#### Exercise instructions:
1 - Render this sentence from the page on the European crises as tax crises into Spanish: "The book is edited by Jessica Schmidt, Carlos Esplugues Mota and Rafael Arenas."
2 - From the page on the European crises as tax crises, copy out everything from "Agustín J. Menéndez" down to "number of years.".

#### Page:
— start —

The European crises as tax crises

Agustín J. Menéndez has published a chapter on the Europeanisation of national tax systems in a new book on EU law after the financial crisis.

The book is edited by Jessica Schmidt, Carlos Esplugues Mota and Rafael Arenas.

About the book

The financial crisis has literally stress tested the European Union and indeed continues to do so. It has already laid bare many fundamental issues and conundrums of the European Union and the European Union’s legal system that had been waiting to be seriously addressed for quite a number of years.

This book examines the consequences of the financial crisis for European Union law – not only with respect to various specific areas of the law, namely contract law, company law, capital markets law, banking law, competition law, tax law, insolvency law, but also with respect to fundamental issues regarding the role and function of the European Union and European law.

— end —

#### Data:
— start —

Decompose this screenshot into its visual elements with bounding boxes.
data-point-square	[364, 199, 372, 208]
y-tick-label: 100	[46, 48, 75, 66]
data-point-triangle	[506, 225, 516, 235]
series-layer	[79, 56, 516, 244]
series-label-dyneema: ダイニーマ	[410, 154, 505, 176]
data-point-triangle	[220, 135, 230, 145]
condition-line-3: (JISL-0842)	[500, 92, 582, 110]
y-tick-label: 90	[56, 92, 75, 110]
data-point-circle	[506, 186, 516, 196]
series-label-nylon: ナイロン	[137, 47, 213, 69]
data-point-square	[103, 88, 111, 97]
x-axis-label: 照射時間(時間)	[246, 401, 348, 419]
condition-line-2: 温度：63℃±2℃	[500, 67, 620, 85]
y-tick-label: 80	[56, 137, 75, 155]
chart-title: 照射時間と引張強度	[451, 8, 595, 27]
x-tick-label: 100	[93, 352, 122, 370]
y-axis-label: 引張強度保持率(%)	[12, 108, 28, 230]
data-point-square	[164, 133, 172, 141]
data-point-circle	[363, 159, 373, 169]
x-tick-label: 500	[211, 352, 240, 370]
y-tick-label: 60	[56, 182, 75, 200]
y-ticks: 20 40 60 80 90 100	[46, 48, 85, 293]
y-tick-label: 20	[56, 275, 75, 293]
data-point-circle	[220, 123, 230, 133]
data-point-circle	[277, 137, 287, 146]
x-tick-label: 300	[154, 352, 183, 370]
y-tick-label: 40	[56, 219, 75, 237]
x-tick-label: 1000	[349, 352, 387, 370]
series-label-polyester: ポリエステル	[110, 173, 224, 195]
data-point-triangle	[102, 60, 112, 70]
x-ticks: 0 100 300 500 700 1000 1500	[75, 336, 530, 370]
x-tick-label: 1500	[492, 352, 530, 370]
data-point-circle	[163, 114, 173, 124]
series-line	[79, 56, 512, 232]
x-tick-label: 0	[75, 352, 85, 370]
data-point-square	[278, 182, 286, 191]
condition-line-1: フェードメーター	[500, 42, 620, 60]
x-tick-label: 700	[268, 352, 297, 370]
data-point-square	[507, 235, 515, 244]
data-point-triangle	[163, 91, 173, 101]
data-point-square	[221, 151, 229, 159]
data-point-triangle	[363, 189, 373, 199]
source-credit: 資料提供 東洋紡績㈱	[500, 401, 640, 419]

— end —

#### Answer list:
1 - El libro está editado por Jessica Schmidt, Carlos Esplugues Mota y Rafael Arenas.

2 -
Agustín J. Menéndez has published a chapter on the Europeanisation of national tax systems in a new book on EU law after the financial crisis.

The book is edited by Jessica Schmidt, Carlos Esplugues Mota and Rafael Arenas.

About the book

The financial crisis has literally stress tested the European Union and indeed continues to do so. It has already laid bare many fundamental issues and conundrums of the European Union and the European Union’s legal system that had been waiting to be seriously addressed for quite a number of years.